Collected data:
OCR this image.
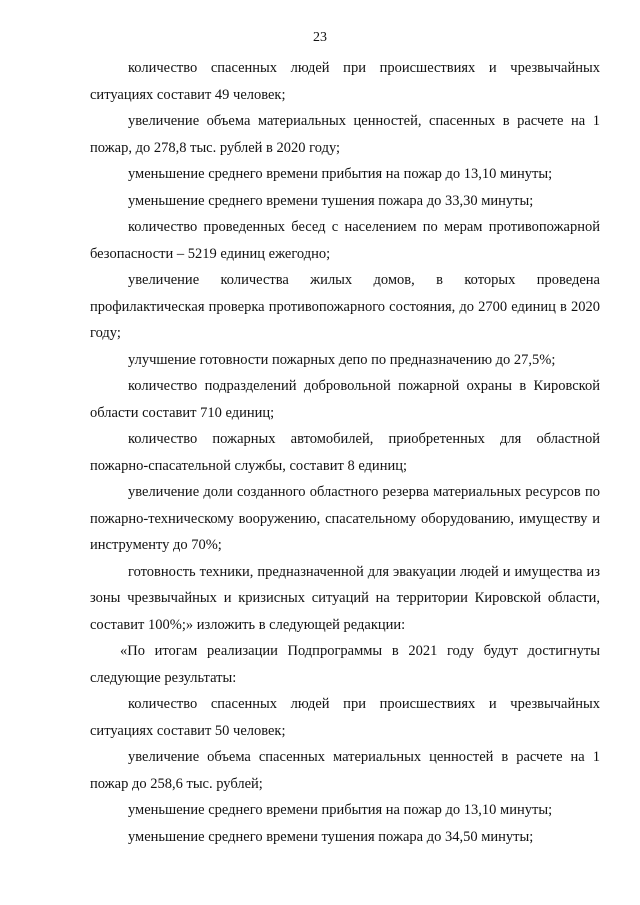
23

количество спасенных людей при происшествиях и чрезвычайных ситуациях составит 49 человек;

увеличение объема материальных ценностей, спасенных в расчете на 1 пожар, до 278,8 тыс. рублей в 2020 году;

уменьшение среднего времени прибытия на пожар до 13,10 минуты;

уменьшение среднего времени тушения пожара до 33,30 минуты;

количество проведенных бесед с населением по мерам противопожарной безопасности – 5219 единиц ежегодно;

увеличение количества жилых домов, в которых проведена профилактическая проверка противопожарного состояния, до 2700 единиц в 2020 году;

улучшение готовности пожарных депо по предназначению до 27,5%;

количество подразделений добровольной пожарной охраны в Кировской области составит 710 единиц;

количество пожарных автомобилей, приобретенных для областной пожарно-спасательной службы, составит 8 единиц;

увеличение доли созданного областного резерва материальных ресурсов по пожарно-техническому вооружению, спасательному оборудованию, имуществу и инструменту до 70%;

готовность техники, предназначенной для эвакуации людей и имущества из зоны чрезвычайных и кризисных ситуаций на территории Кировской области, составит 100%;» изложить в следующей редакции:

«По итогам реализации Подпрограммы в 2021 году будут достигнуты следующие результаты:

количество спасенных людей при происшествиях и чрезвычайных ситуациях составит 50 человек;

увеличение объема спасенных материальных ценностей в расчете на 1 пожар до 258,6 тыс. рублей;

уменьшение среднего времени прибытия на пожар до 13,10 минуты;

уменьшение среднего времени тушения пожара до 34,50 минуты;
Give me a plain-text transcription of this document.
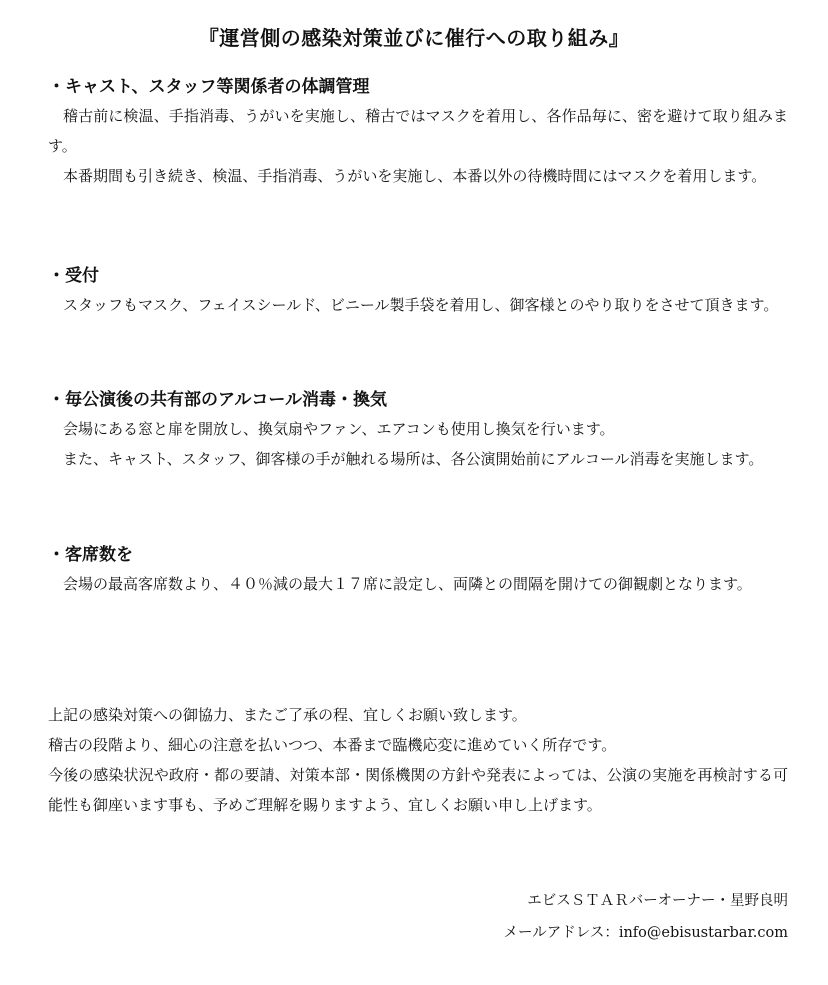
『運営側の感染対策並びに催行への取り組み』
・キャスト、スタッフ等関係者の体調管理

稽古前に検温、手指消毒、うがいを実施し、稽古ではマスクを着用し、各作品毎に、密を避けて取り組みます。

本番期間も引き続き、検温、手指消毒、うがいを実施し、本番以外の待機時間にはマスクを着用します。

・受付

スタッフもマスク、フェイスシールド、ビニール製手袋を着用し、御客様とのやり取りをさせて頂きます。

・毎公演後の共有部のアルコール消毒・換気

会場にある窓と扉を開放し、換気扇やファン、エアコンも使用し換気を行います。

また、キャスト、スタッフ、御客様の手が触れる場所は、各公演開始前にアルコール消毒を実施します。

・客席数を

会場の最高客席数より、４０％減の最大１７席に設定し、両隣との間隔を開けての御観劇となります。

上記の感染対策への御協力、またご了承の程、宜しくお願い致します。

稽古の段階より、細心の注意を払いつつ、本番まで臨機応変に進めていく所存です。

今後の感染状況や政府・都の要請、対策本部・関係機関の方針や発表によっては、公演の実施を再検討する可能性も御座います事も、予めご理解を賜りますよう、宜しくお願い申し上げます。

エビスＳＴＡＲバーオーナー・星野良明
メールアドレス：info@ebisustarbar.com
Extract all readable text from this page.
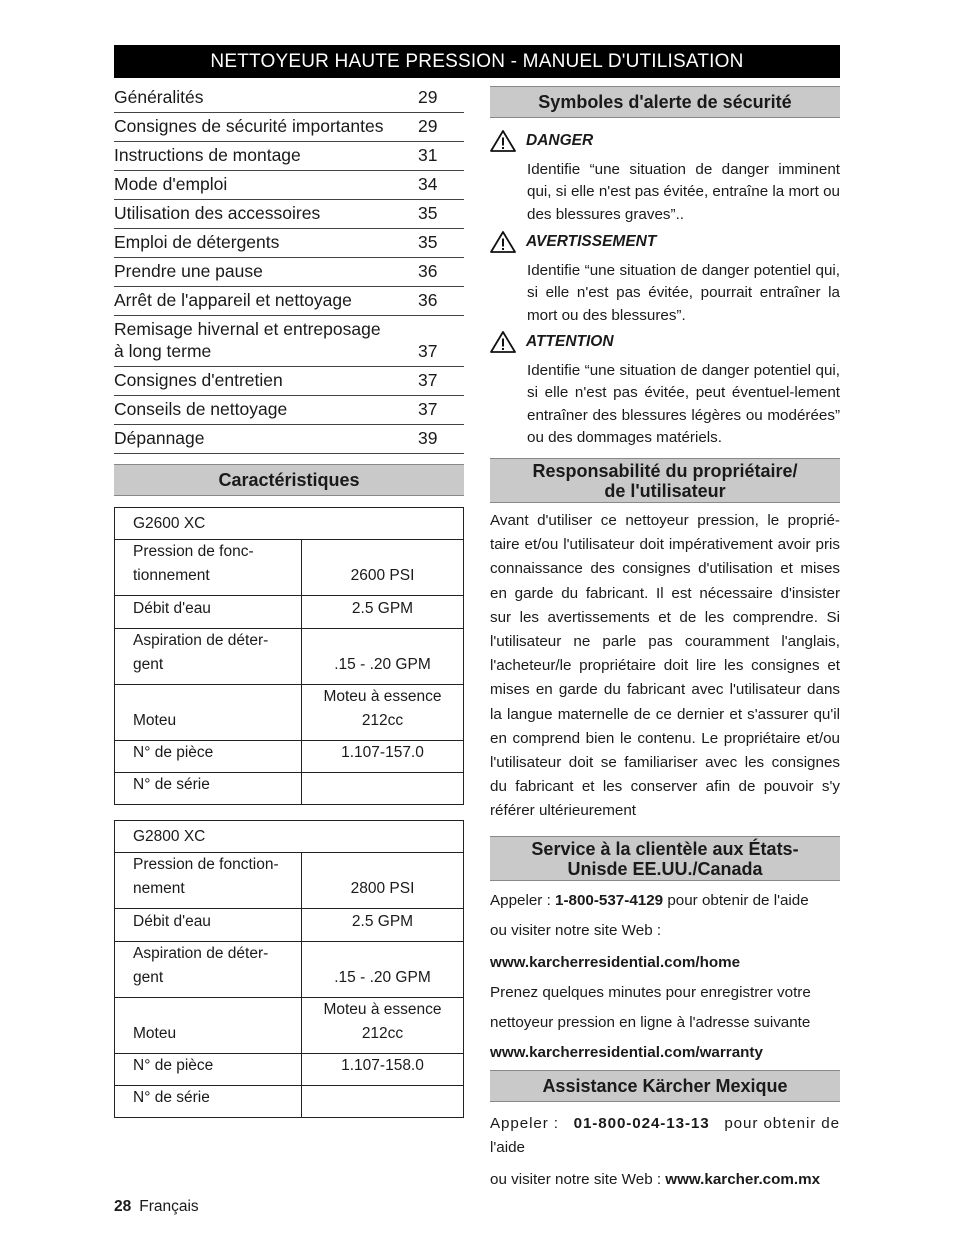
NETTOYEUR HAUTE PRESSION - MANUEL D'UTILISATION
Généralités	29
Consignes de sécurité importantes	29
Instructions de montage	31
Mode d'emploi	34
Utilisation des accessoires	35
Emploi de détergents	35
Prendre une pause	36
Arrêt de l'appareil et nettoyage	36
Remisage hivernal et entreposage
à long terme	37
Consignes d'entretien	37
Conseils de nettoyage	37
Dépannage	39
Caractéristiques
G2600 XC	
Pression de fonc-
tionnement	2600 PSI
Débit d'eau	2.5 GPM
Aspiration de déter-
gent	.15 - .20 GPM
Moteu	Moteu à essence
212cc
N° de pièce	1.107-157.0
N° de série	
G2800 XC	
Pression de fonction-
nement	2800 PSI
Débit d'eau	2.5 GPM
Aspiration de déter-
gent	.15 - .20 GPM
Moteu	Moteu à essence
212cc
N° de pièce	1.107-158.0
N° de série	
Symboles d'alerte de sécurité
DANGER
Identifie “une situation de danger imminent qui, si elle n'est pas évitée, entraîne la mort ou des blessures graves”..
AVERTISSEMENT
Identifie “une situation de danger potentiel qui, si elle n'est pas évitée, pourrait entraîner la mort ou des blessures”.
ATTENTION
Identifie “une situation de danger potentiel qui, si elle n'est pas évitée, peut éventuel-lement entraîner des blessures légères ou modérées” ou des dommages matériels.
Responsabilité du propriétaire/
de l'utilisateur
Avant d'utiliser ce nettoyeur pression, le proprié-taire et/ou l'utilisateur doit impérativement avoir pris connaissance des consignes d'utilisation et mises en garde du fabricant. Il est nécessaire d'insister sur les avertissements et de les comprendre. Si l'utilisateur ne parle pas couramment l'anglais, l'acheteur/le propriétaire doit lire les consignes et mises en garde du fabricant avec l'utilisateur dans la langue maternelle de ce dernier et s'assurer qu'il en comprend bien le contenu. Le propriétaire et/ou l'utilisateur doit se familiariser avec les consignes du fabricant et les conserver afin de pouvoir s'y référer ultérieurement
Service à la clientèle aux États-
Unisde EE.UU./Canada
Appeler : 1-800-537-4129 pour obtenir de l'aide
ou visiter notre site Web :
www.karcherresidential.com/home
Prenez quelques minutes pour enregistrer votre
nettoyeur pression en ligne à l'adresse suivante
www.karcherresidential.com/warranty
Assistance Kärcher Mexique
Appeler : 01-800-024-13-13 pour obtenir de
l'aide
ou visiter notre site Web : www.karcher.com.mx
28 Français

INSTRUCTION: Scan the records above for the string "Кировской", then select every line that holds it.

OUTPUT FOR THIS TASK:
количество подразделений добровольной пожарной охраны в Кировской области составит 710 единиц;
готовность техники, предназначенной для эвакуации людей и имущества из зоны чрезвычайных и кризисных ситуаций на территории Кировской области, составит 100%;» изложить в следующей редакции:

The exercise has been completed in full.